§ BRIEF: Work out how many lines in the entries below include the word "ylabel". Give nothing but the number.

------ MATERIAL SHOWN ------

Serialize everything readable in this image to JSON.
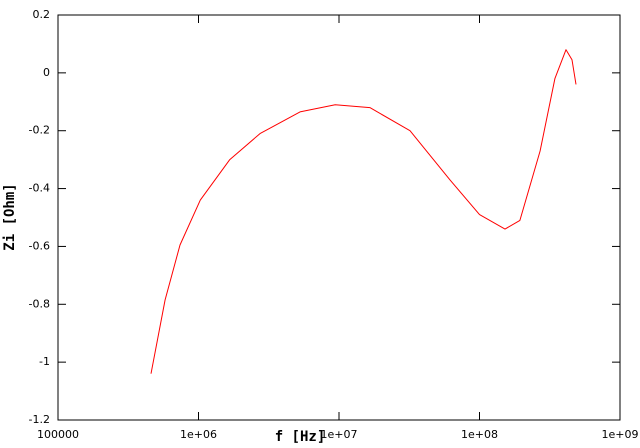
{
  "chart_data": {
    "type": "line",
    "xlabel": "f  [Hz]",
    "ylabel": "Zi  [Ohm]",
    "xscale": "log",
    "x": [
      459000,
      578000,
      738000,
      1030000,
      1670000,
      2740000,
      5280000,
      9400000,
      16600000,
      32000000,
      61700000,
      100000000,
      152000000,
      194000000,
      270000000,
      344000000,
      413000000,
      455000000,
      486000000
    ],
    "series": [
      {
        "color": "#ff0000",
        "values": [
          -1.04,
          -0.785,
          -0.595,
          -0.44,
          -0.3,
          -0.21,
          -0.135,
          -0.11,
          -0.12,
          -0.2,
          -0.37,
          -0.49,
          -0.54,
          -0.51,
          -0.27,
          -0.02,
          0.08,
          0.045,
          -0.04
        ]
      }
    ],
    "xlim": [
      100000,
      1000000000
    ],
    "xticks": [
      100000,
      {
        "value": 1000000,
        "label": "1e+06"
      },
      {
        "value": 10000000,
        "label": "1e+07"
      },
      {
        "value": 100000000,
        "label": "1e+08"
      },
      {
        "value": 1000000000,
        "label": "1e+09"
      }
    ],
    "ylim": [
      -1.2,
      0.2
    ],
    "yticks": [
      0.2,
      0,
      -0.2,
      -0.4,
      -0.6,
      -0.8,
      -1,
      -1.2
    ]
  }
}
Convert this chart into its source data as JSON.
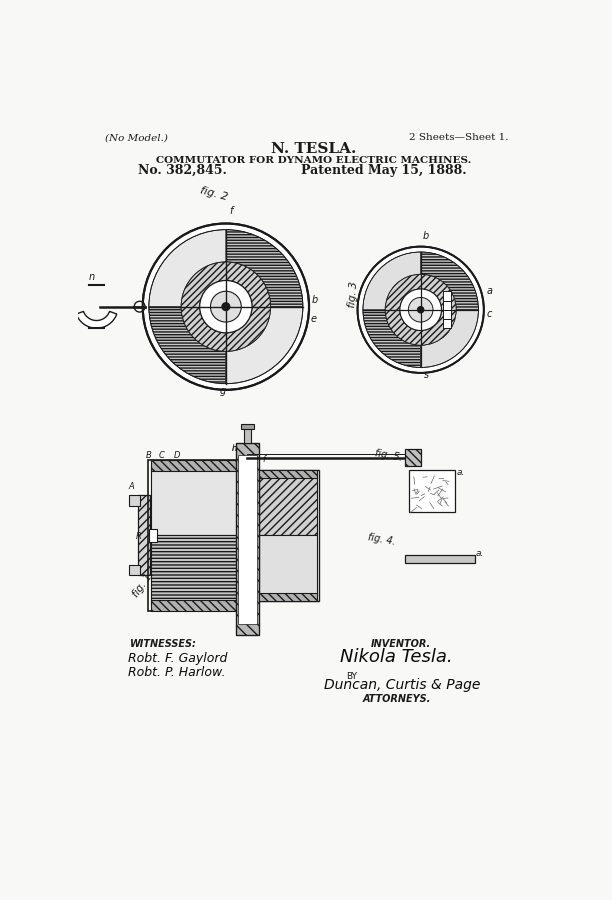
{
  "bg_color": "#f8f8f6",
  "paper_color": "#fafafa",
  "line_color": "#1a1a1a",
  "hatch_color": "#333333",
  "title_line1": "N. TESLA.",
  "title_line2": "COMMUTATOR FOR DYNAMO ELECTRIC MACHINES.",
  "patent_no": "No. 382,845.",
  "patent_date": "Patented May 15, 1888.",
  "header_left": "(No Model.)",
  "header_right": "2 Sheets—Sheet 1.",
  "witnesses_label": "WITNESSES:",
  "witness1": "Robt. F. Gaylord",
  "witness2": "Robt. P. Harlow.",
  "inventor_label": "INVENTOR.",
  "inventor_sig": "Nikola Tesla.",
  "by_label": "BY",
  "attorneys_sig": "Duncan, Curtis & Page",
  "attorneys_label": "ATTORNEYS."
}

------
------ MATERIAL SHOWN ------

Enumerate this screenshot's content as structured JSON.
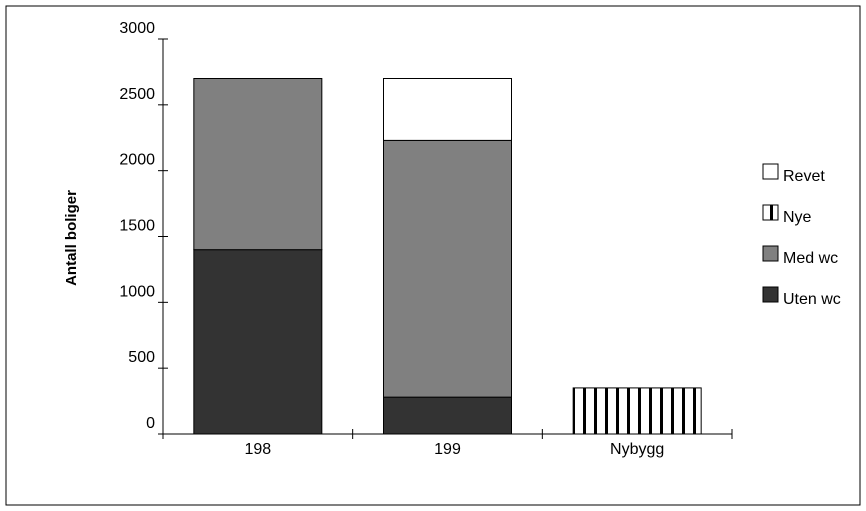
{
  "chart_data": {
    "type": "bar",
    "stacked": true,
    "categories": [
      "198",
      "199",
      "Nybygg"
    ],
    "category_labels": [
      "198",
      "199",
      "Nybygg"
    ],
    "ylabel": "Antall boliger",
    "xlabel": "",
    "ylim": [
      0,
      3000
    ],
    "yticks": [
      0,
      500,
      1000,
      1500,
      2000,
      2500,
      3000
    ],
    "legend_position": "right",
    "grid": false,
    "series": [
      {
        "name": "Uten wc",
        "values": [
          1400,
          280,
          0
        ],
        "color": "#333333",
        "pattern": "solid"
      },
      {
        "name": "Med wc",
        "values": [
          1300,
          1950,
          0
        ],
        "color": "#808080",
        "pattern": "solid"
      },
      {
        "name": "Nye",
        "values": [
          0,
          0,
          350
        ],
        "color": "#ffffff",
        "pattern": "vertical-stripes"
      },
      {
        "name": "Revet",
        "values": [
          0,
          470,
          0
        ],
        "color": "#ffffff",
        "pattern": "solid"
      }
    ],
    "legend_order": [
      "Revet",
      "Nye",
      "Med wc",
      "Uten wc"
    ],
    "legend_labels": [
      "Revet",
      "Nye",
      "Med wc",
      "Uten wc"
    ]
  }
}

------

§ SOLVED EXERCISE: 2